WHAT TO DO — Scan the lines below for the string "стада" and copy every one that has it.

⟨

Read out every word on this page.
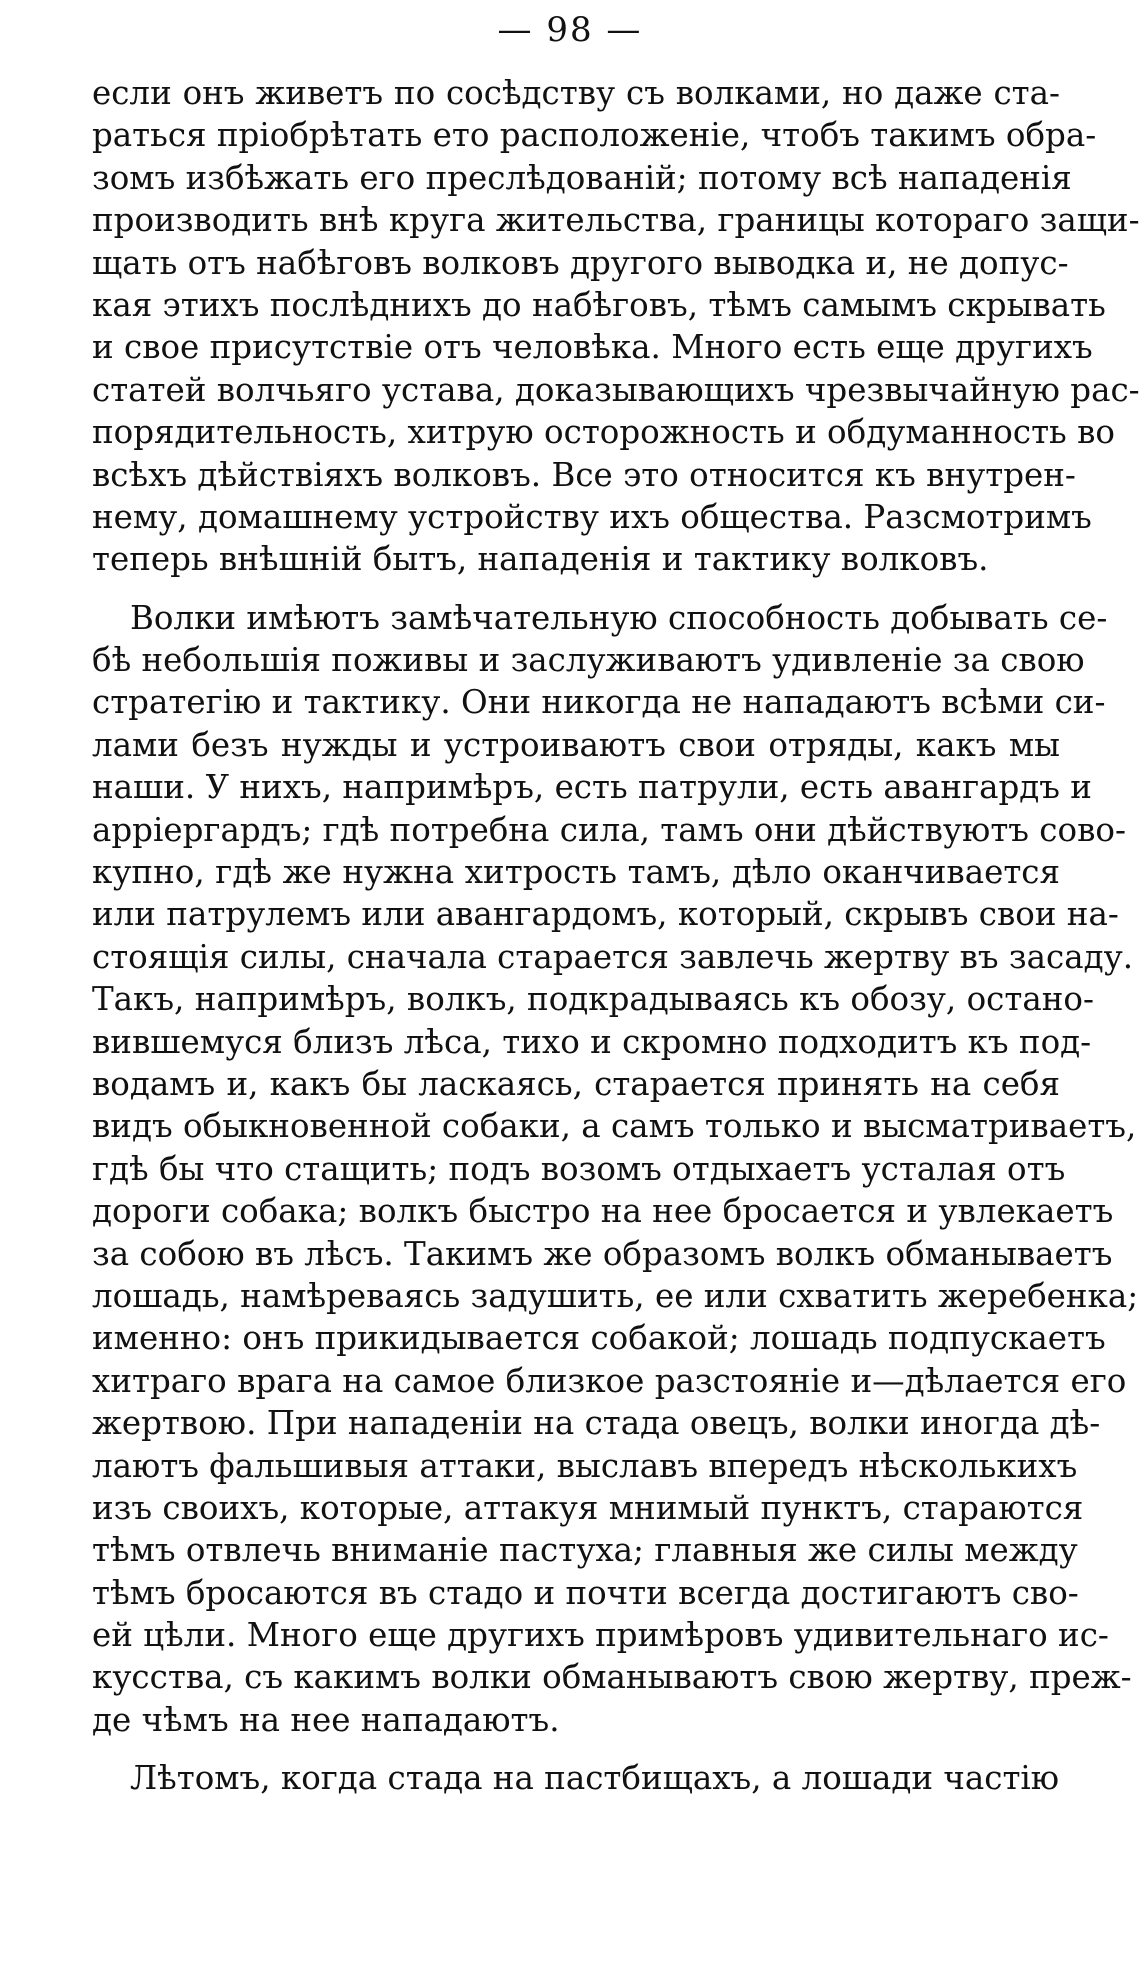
— 98 —
если онъ живетъ по сосѣдству съ волками, но даже ста-
раться пріобрѣтать ето расположеніе, чтобъ такимъ обра-
зомъ избѣжать его преслѣдованій; потому всѣ нападенія
производить внѣ круга жительства, границы котораго защи-
щать отъ набѣговъ волковъ другого выводка и, не допус-
кая этихъ послѣднихъ до набѣговъ, тѣмъ самымъ скрывать
и свое присутствіе отъ человѣка. Много есть еще другихъ
статей волчьяго устава, доказывающихъ чрезвычайную рас-
порядительность, хитрую осторожность и обдуманность во
всѣхъ дѣйствіяхъ волковъ. Все это относится къ внутрен-
нему, домашнему устройству ихъ общества. Разсмотримъ
теперь внѣшній бытъ, нападенія и тактику волковъ.
Волки имѣютъ замѣчательную способность добывать се-
бѣ небольшія поживы и заслуживаютъ удивленіе за свою
стратегію и тактику. Они никогда не нападаютъ всѣми си-
лами безъ нужды и устроиваютъ свои отряды, какъ мы
наши. У нихъ, напримѣръ, есть патрули, есть авангардъ и
арріергардъ; гдѣ потребна сила, тамъ они дѣйствуютъ сово-
купно, гдѣ же нужна хитрость тамъ, дѣло оканчивается
или патрулемъ или авангардомъ, который, скрывъ свои на-
стоящія силы, сначала старается завлечь жертву въ засаду.
Такъ, напримѣръ, волкъ, подкрадываясь къ обозу, остано-
вившемуся близъ лѣса, тихо и скромно подходитъ къ под-
водамъ и, какъ бы ласкаясь, старается принять на себя
видъ обыкновенной собаки, а самъ только и высматриваетъ,
гдѣ бы что стащить; подъ возомъ отдыхаетъ усталая отъ
дороги собака; волкъ быстро на нее бросается и увлекаетъ
за собою въ лѣсъ. Такимъ же образомъ волкъ обманываетъ
лошадь, намѣреваясь задушить, ее или схватить жеребенка;
именно: онъ прикидывается собакой; лошадь подпускаетъ
хитраго врага на самое близкое разстояніе и—дѣлается его
жертвою. При нападеніи на стада овецъ, волки иногда дѣ-
лаютъ фальшивыя аттаки, выславъ впередъ нѣсколькихъ
изъ своихъ, которые, аттакуя мнимый пунктъ, стараются
тѣмъ отвлечь вниманіе пастуха; главныя же силы между
тѣмъ бросаются въ стадо и почти всегда достигаютъ сво-
ей цѣли. Много еще другихъ примѣровъ удивительнаго ис-
кусства, съ какимъ волки обманываютъ свою жертву, преж-
де чѣмъ на нее нападаютъ.
Лѣтомъ, когда стада на пастбищахъ, а лошади частію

⟩

WRITTEN RESPONSE —
жертвою. При нападеніи на стада овецъ, волки иногда дѣ-
Лѣтомъ, когда стада на пастбищахъ, а лошади частію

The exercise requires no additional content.